◆ Stated goal: Restate, word for word, all of the material shown below.

◆ Exercise inputs:
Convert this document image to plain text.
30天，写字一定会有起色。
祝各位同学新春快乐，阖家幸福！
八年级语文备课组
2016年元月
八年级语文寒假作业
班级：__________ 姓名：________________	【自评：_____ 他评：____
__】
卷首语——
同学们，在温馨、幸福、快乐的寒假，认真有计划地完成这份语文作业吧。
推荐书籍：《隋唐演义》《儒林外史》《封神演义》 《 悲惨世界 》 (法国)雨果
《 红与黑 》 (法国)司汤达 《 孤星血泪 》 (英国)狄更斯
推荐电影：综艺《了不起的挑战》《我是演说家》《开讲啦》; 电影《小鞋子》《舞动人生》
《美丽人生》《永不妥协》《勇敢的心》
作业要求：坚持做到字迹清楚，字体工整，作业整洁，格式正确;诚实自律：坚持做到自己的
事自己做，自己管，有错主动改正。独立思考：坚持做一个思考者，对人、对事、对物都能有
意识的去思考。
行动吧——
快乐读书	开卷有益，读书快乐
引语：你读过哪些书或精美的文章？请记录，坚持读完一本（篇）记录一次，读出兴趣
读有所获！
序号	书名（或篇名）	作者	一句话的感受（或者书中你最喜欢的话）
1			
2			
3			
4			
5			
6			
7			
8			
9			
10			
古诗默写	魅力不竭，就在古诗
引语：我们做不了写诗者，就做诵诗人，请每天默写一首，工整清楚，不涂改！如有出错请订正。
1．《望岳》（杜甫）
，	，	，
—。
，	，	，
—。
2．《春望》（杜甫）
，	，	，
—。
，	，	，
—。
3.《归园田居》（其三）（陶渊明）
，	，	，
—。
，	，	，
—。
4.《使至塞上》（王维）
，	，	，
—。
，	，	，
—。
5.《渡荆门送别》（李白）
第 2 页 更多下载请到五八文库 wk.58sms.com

◆ Solution to this task:
Convert this document image to plain text.
30天，写字一定会有起色。
祝各位同学新春快乐，阖家幸福！
八年级语文备课组
2016年元月
八年级语文寒假作业
班级：__________ 姓名：________________	【自评：_____ 他评：____
__】
卷首语——
同学们，在温馨、幸福、快乐的寒假，认真有计划地完成这份语文作业吧。
推荐书籍：《隋唐演义》《儒林外史》《封神演义》 《 悲惨世界 》 (法国)雨果
《 红与黑 》 (法国)司汤达 《 孤星血泪 》 (英国)狄更斯
推荐电影：综艺《了不起的挑战》《我是演说家》《开讲啦》; 电影《小鞋子》《舞动人生》
《美丽人生》《永不妥协》《勇敢的心》
作业要求：坚持做到字迹清楚，字体工整，作业整洁，格式正确;诚实自律：坚持做到自己的
事自己做，自己管，有错主动改正。独立思考：坚持做一个思考者，对人、对事、对物都能有
意识的去思考。
行动吧——
快乐读书	开卷有益，读书快乐
引语：你读过哪些书或精美的文章？请记录，坚持读完一本（篇）记录一次，读出兴趣
读有所获！
序号	书名（或篇名）	作者	一句话的感受（或者书中你最喜欢的话）
1			
2			
3			
4			
5			
6			
7			
8			
9			
10			
古诗默写	魅力不竭，就在古诗
引语：我们做不了写诗者，就做诵诗人，请每天默写一首，工整清楚，不涂改！如有出错请订正。
1．《望岳》（杜甫）
，	，	，
—。
，	，	，
—。
2．《春望》（杜甫）
，	，	，
—。
，	，	，
—。
3.《归园田居》（其三）（陶渊明）
，	，	，
—。
，	，	，
—。
4.《使至塞上》（王维）
，	，	，
—。
，	，	，
—。
5.《渡荆门送别》（李白）
第 2 页 更多下载请到五八文库 wk.58sms.com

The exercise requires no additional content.